§ JOB: Copy the stretch of the records from their first line through the line that contains "y-tick-label: 30% bbox=[588, 204, 618, 221]", with both ends included and every line reproduced character for character.

--- start ---

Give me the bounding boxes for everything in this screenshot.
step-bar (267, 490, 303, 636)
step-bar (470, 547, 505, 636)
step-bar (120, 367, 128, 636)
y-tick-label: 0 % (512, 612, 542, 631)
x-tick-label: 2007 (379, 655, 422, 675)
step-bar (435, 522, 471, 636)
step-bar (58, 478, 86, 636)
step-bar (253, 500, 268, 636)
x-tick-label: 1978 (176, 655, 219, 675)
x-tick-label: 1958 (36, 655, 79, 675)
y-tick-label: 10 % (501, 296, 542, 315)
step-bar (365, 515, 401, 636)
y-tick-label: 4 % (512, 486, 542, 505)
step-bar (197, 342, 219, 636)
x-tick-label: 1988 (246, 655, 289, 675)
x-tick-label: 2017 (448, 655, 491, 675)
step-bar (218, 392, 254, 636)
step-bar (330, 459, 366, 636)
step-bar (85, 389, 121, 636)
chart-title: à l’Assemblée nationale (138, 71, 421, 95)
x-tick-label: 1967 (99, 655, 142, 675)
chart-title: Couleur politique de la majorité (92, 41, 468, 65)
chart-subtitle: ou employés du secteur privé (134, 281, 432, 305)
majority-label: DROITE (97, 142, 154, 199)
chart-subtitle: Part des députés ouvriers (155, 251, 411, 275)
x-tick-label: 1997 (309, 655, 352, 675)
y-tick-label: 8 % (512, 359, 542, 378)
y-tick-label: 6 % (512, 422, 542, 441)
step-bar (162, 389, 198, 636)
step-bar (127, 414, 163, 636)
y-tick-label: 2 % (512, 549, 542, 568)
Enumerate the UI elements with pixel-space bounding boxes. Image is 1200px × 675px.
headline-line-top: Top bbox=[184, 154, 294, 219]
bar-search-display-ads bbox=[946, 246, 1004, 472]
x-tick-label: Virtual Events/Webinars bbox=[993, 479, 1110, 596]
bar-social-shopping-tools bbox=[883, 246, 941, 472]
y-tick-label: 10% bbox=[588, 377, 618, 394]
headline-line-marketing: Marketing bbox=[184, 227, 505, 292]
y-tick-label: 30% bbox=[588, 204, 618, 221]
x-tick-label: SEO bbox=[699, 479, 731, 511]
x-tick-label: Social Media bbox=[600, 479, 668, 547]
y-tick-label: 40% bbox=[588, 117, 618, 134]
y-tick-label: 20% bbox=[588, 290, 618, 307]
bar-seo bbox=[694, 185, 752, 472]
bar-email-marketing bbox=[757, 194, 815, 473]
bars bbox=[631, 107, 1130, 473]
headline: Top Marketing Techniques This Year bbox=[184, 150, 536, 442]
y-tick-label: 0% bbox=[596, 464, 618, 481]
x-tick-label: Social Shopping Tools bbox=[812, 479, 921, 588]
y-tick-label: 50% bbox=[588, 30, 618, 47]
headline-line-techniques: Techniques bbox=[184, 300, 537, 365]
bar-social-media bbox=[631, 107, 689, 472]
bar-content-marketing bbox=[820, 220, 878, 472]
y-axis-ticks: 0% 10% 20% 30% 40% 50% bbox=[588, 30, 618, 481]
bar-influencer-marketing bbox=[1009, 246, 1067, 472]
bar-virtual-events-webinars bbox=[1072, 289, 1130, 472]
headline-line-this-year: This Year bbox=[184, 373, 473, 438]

--- end ---

§ ANSWER BELOW:
Give me the bounding boxes for everything in this screenshot.
step-bar (267, 490, 303, 636)
step-bar (470, 547, 505, 636)
step-bar (120, 367, 128, 636)
y-tick-label: 0 % (512, 612, 542, 631)
x-tick-label: 2007 (379, 655, 422, 675)
step-bar (435, 522, 471, 636)
step-bar (58, 478, 86, 636)
step-bar (253, 500, 268, 636)
x-tick-label: 1978 (176, 655, 219, 675)
x-tick-label: 1958 (36, 655, 79, 675)
y-tick-label: 10 % (501, 296, 542, 315)
step-bar (365, 515, 401, 636)
y-tick-label: 4 % (512, 486, 542, 505)
step-bar (197, 342, 219, 636)
x-tick-label: 1988 (246, 655, 289, 675)
x-tick-label: 2017 (448, 655, 491, 675)
step-bar (218, 392, 254, 636)
step-bar (330, 459, 366, 636)
step-bar (85, 389, 121, 636)
chart-title: à l’Assemblée nationale (138, 71, 421, 95)
x-tick-label: 1967 (99, 655, 142, 675)
chart-title: Couleur politique de la majorité (92, 41, 468, 65)
chart-subtitle: ou employés du secteur privé (134, 281, 432, 305)
majority-label: DROITE (97, 142, 154, 199)
chart-subtitle: Part des députés ouvriers (155, 251, 411, 275)
x-tick-label: 1997 (309, 655, 352, 675)
y-tick-label: 8 % (512, 359, 542, 378)
y-tick-label: 6 % (512, 422, 542, 441)
step-bar (162, 389, 198, 636)
step-bar (127, 414, 163, 636)
y-tick-label: 2 % (512, 549, 542, 568)
Enumerate the UI elements with pixel-space bounding boxes. Image is 1200px × 675px.
headline-line-top: Top bbox=[184, 154, 294, 219]
bar-search-display-ads bbox=[946, 246, 1004, 472]
x-tick-label: Virtual Events/Webinars bbox=[993, 479, 1110, 596]
bar-social-shopping-tools bbox=[883, 246, 941, 472]
y-tick-label: 10% bbox=[588, 377, 618, 394]
headline-line-marketing: Marketing bbox=[184, 227, 505, 292]
y-tick-label: 30% bbox=[588, 204, 618, 221]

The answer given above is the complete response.